**Aim of the task**
Using the data below, determine the number of lines that include the string "format". Write only that number.

**Source material**
________

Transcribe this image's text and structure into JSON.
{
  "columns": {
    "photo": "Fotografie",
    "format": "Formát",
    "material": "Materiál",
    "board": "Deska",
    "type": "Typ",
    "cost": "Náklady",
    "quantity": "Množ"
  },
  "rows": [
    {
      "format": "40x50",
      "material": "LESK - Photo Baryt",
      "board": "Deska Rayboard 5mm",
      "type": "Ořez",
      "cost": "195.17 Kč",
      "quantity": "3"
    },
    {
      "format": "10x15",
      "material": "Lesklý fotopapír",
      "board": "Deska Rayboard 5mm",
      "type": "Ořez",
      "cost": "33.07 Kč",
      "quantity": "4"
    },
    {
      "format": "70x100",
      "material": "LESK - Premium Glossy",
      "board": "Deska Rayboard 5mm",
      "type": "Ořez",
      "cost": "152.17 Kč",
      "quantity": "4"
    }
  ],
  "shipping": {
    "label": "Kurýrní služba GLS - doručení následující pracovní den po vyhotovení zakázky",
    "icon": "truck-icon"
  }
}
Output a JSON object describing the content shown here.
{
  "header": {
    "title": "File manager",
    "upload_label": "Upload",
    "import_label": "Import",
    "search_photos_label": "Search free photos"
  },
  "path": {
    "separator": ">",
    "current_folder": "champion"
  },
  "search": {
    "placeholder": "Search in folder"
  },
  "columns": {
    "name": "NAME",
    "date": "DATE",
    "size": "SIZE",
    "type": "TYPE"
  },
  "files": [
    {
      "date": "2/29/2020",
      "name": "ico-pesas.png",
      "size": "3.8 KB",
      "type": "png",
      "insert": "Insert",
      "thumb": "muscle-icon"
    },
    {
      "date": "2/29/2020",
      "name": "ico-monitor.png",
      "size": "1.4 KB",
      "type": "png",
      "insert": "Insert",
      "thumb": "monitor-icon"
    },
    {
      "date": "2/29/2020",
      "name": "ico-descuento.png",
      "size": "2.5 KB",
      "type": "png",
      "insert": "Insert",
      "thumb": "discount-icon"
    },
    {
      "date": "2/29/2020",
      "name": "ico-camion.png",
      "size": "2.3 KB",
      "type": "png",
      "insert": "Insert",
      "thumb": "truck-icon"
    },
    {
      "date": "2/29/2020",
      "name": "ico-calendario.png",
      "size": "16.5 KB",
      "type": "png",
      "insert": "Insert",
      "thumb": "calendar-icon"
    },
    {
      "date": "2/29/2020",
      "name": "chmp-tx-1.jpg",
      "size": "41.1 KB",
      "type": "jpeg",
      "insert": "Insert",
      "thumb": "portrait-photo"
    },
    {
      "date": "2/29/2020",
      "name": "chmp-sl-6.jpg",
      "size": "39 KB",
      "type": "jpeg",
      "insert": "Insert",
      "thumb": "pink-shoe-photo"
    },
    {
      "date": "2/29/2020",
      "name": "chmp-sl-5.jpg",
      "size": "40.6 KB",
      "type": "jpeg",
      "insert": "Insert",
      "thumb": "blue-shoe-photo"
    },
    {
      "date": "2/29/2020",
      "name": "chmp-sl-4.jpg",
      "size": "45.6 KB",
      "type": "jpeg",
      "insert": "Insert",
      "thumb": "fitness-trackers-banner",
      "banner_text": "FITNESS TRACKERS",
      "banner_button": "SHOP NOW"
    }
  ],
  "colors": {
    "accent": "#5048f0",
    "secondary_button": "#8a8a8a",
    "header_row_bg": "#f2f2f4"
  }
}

________

**Problem solution**
4